→ **WHAT TO DO**
From the data that follows, report how many lines hold the string "view", giving only the number.

[Collection entries]
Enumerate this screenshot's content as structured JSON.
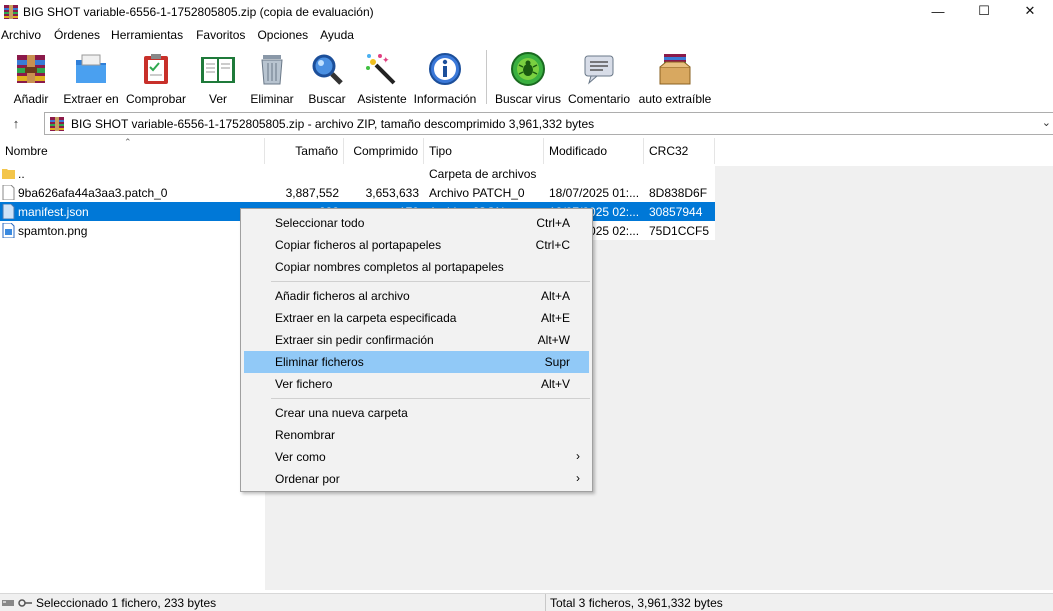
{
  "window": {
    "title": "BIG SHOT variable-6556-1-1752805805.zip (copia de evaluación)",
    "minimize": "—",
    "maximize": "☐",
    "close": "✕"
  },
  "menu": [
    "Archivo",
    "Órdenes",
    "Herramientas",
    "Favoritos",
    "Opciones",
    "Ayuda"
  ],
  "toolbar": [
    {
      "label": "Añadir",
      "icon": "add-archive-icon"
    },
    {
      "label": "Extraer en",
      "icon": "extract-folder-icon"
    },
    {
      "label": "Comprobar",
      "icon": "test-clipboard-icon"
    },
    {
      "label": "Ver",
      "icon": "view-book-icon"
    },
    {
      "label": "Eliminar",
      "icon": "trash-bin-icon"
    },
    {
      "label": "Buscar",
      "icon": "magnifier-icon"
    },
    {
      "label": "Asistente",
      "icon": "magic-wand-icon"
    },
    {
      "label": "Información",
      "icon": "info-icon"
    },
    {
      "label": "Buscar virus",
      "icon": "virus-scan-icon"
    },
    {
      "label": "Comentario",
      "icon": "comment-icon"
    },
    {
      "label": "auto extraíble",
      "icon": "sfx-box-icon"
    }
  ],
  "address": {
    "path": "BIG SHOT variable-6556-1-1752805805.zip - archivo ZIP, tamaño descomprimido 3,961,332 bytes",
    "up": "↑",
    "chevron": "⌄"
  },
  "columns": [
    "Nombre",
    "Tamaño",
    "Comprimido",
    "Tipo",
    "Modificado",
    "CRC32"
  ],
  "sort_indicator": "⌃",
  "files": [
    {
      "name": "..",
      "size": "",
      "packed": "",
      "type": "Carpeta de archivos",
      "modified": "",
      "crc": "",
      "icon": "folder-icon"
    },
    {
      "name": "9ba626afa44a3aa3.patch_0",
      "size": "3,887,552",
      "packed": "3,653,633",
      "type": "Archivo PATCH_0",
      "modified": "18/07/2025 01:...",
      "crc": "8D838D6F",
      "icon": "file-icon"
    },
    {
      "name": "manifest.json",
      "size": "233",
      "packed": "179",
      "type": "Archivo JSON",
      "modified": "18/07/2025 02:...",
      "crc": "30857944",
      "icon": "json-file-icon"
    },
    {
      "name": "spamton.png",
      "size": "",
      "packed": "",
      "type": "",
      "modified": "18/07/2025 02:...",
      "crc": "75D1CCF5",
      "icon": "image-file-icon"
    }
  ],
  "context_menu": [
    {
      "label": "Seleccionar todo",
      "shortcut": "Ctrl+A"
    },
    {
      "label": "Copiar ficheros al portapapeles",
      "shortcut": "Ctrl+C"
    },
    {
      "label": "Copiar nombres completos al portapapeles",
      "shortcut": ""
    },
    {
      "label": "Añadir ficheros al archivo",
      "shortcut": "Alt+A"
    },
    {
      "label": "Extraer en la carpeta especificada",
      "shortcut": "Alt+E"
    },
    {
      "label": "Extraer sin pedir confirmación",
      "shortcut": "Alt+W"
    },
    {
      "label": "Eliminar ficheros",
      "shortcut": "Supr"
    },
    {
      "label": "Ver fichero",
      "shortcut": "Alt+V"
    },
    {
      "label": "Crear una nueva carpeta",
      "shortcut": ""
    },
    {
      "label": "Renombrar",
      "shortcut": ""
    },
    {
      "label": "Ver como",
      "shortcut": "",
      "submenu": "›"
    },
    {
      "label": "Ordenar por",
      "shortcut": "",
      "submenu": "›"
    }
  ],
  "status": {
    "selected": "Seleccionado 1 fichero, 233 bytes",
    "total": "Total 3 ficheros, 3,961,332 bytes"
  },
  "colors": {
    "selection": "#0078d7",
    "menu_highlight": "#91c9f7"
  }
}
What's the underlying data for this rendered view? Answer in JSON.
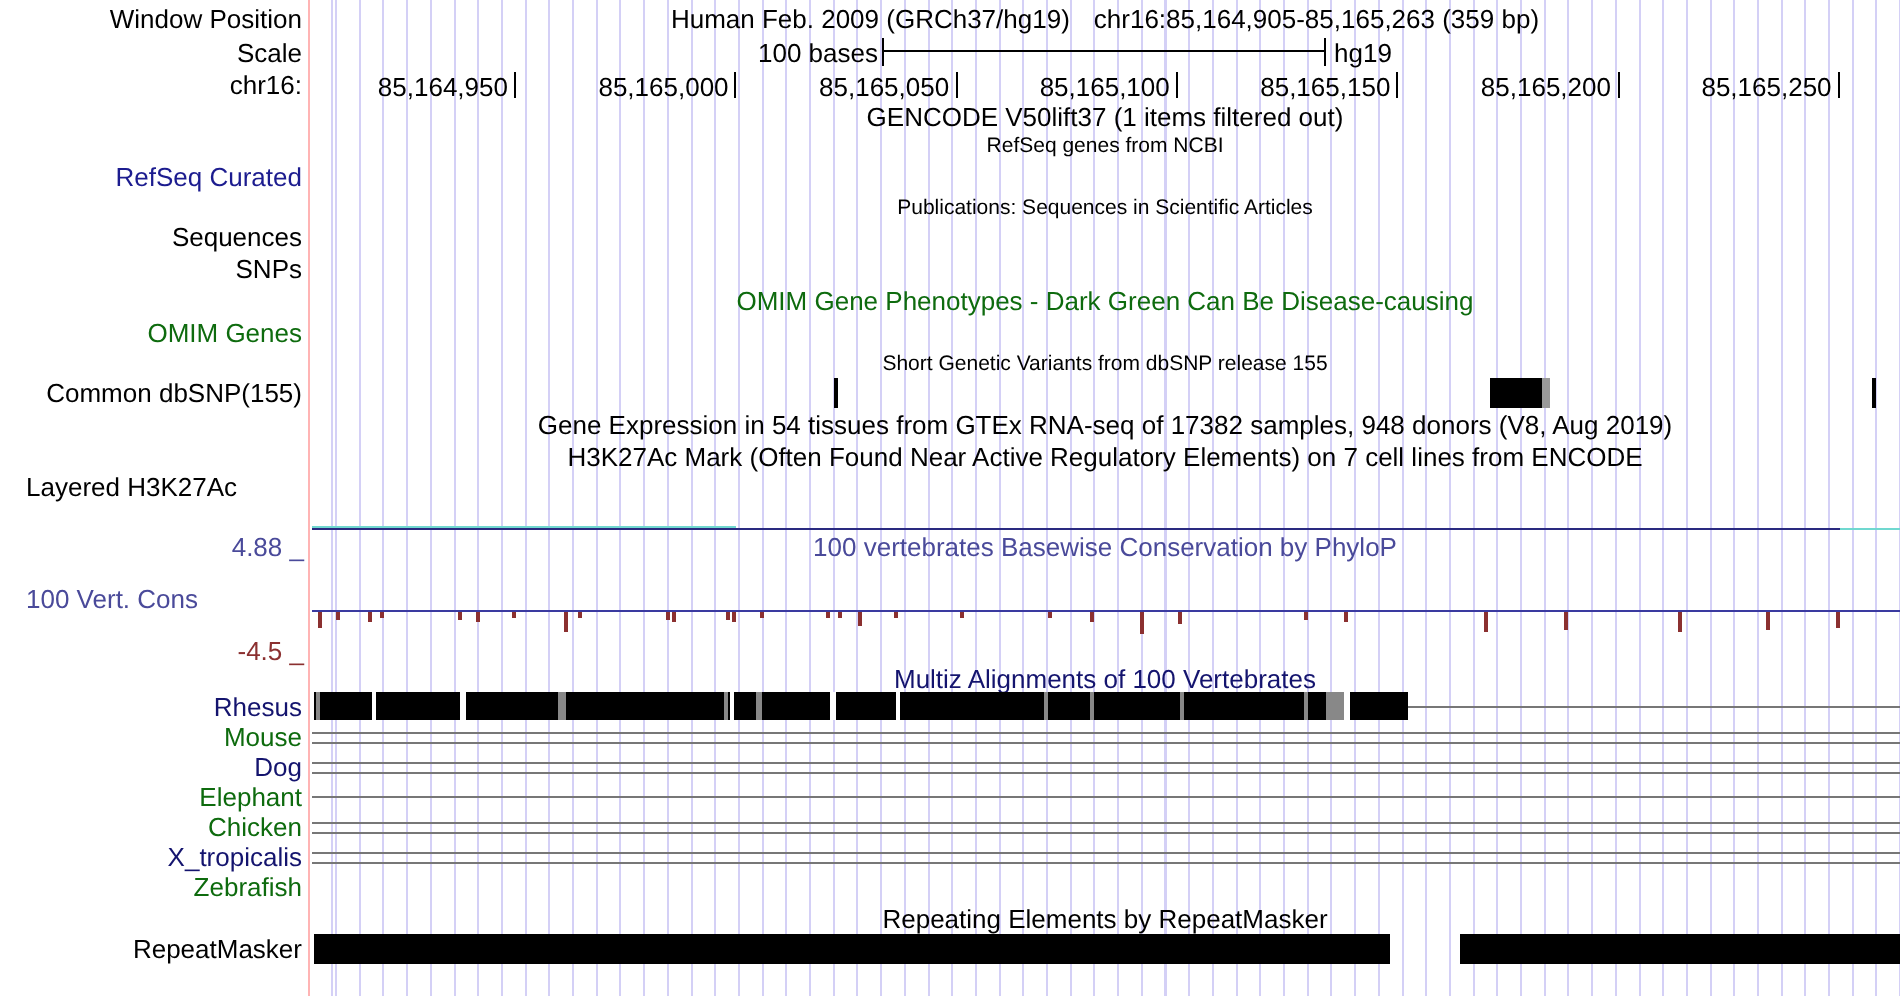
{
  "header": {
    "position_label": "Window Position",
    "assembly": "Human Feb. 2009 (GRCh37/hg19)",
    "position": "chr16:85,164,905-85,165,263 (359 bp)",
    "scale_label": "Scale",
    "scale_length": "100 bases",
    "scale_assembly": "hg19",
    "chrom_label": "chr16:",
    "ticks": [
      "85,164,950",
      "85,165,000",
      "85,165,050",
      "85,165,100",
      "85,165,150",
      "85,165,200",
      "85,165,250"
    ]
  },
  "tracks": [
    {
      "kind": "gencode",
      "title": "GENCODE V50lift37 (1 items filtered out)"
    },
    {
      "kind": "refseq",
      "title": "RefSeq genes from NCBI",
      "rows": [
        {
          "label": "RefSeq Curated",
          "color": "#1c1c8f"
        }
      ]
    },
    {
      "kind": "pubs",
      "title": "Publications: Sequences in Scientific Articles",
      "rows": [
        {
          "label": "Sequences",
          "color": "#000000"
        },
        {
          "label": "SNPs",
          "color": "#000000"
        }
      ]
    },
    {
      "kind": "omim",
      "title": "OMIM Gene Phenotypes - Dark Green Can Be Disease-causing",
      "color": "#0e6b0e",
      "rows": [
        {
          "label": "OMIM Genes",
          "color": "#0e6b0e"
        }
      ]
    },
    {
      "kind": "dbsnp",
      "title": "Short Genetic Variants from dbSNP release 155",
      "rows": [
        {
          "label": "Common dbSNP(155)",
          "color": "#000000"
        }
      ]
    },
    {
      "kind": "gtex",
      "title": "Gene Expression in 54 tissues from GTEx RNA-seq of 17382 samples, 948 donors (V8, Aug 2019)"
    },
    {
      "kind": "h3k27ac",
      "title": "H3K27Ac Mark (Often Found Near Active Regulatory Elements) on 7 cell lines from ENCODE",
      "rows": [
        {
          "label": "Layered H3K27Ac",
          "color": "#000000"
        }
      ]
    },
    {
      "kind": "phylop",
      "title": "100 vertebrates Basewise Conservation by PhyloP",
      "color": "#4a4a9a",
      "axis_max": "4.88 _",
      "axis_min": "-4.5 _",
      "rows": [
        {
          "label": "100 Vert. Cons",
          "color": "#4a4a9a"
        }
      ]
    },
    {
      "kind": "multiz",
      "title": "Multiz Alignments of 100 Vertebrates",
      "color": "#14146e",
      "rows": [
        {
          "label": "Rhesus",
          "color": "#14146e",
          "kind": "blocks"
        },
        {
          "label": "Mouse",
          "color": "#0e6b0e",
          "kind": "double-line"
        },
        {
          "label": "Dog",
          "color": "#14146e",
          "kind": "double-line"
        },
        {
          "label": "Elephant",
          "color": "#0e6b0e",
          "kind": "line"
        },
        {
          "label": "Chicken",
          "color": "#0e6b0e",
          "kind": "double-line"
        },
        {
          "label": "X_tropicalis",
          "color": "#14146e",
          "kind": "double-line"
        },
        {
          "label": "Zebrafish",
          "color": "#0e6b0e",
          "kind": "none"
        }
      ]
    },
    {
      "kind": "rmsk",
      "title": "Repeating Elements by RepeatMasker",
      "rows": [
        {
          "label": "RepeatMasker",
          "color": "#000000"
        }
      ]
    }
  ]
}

→ **OUTPUT OF THE TASK**
2